• **STATED PROBLEM**
Entries follow. Set all of them down as they stand.

(Extracted data entries)
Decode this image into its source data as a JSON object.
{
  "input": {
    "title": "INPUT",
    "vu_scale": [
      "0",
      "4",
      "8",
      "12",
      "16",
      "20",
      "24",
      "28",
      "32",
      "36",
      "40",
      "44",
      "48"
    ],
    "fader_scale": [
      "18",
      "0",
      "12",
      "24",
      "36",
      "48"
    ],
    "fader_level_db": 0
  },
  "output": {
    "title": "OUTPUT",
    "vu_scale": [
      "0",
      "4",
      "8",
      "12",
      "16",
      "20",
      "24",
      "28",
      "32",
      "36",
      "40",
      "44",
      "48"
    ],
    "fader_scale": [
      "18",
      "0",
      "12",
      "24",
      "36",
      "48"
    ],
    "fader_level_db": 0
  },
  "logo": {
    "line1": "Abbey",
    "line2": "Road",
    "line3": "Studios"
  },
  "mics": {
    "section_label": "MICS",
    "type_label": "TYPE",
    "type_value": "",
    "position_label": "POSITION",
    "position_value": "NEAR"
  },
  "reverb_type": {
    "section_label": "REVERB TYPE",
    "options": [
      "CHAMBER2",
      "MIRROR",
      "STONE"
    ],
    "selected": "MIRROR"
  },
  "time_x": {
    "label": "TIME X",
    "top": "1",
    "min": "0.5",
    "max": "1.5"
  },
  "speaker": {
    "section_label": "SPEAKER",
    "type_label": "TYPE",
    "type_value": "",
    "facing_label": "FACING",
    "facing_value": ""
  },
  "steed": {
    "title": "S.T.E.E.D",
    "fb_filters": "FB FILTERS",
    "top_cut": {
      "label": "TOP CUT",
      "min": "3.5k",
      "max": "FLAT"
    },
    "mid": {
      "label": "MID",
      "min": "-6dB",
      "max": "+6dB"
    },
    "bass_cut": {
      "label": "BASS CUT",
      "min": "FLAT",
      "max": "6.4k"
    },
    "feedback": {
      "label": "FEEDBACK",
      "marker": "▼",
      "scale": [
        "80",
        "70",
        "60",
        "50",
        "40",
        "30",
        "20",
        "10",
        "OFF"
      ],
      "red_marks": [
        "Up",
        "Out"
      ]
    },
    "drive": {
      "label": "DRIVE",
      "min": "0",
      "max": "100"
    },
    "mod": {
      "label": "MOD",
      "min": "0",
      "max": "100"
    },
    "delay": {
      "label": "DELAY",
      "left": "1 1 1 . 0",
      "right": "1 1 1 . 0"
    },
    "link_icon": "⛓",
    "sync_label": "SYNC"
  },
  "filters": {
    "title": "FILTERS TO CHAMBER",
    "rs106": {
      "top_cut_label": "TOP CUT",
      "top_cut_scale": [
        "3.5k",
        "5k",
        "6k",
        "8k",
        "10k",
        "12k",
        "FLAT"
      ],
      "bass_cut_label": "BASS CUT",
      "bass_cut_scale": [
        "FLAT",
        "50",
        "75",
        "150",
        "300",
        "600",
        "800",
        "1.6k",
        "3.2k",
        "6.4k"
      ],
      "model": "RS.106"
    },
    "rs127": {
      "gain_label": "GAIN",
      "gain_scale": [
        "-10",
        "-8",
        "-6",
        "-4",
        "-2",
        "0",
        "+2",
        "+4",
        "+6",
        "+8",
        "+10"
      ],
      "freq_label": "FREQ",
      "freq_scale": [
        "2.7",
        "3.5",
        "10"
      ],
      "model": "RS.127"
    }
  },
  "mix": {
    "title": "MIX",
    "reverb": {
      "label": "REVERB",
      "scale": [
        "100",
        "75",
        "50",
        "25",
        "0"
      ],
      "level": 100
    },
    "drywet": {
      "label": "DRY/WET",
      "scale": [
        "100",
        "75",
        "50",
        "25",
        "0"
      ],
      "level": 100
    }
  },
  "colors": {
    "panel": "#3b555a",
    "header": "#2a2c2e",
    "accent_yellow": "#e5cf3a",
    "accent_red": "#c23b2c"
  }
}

• **OUTPUT**
Decode this image into its source data as a JSON object.
{
  "input": {
    "title": "INPUT",
    "vu_scale": [
      "0",
      "4",
      "8",
      "12",
      "16",
      "20",
      "24",
      "28",
      "32",
      "36",
      "40",
      "44",
      "48"
    ],
    "fader_scale": [
      "18",
      "0",
      "12",
      "24",
      "36",
      "48"
    ],
    "fader_level_db": 0
  },
  "output": {
    "title": "OUTPUT",
    "vu_scale": [
      "0",
      "4",
      "8",
      "12",
      "16",
      "20",
      "24",
      "28",
      "32",
      "36",
      "40",
      "44",
      "48"
    ],
    "fader_scale": [
      "18",
      "0",
      "12",
      "24",
      "36",
      "48"
    ],
    "fader_level_db": 0
  },
  "logo": {
    "line1": "Abbey",
    "line2": "Road",
    "line3": "Studios"
  },
  "mics": {
    "section_label": "MICS",
    "type_label": "TYPE",
    "type_value": "",
    "position_label": "POSITION",
    "position_value": "NEAR"
  },
  "reverb_type": {
    "section_label": "REVERB TYPE",
    "options": [
      "CHAMBER2",
      "MIRROR",
      "STONE"
    ],
    "selected": "MIRROR"
  },
  "time_x": {
    "label": "TIME X",
    "top": "1",
    "min": "0.5",
    "max": "1.5"
  },
  "speaker": {
    "section_label": "SPEAKER",
    "type_label": "TYPE",
    "type_value": "",
    "facing_label": "FACING",
    "facing_value": ""
  },
  "steed": {
    "title": "S.T.E.E.D",
    "fb_filters": "FB FILTERS",
    "top_cut": {
      "label": "TOP CUT",
      "min": "3.5k",
      "max": "FLAT"
    },
    "mid": {
      "label": "MID",
      "min": "-6dB",
      "max": "+6dB"
    },
    "bass_cut": {
      "label": "BASS CUT",
      "min": "FLAT",
      "max": "6.4k"
    },
    "feedback": {
      "label": "FEEDBACK",
      "marker": "▼",
      "scale": [
        "80",
        "70",
        "60",
        "50",
        "40",
        "30",
        "20",
        "10",
        "OFF"
      ],
      "red_marks": [
        "Up",
        "Out"
      ]
    },
    "drive": {
      "label": "DRIVE",
      "min": "0",
      "max": "100"
    },
    "mod": {
      "label": "MOD",
      "min": "0",
      "max": "100"
    },
    "delay": {
      "label": "DELAY",
      "left": "1 1 1 . 0",
      "right": "1 1 1 . 0"
    },
    "link_icon": "⛓",
    "sync_label": "SYNC"
  },
  "filters": {
    "title": "FILTERS TO CHAMBER",
    "rs106": {
      "top_cut_label": "TOP CUT",
      "top_cut_scale": [
        "3.5k",
        "5k",
        "6k",
        "8k",
        "10k",
        "12k",
        "FLAT"
      ],
      "bass_cut_label": "BASS CUT",
      "bass_cut_scale": [
        "FLAT",
        "50",
        "75",
        "150",
        "300",
        "600",
        "800",
        "1.6k",
        "3.2k",
        "6.4k"
      ],
      "model": "RS.106"
    },
    "rs127": {
      "gain_label": "GAIN",
      "gain_scale": [
        "-10",
        "-8",
        "-6",
        "-4",
        "-2",
        "0",
        "+2",
        "+4",
        "+6",
        "+8",
        "+10"
      ],
      "freq_label": "FREQ",
      "freq_scale": [
        "2.7",
        "3.5",
        "10"
      ],
      "model": "RS.127"
    }
  },
  "mix": {
    "title": "MIX",
    "reverb": {
      "label": "REVERB",
      "scale": [
        "100",
        "75",
        "50",
        "25",
        "0"
      ],
      "level": 100
    },
    "drywet": {
      "label": "DRY/WET",
      "scale": [
        "100",
        "75",
        "50",
        "25",
        "0"
      ],
      "level": 100
    }
  },
  "colors": {
    "panel": "#3b555a",
    "header": "#2a2c2e",
    "accent_yellow": "#e5cf3a",
    "accent_red": "#c23b2c"
  }
}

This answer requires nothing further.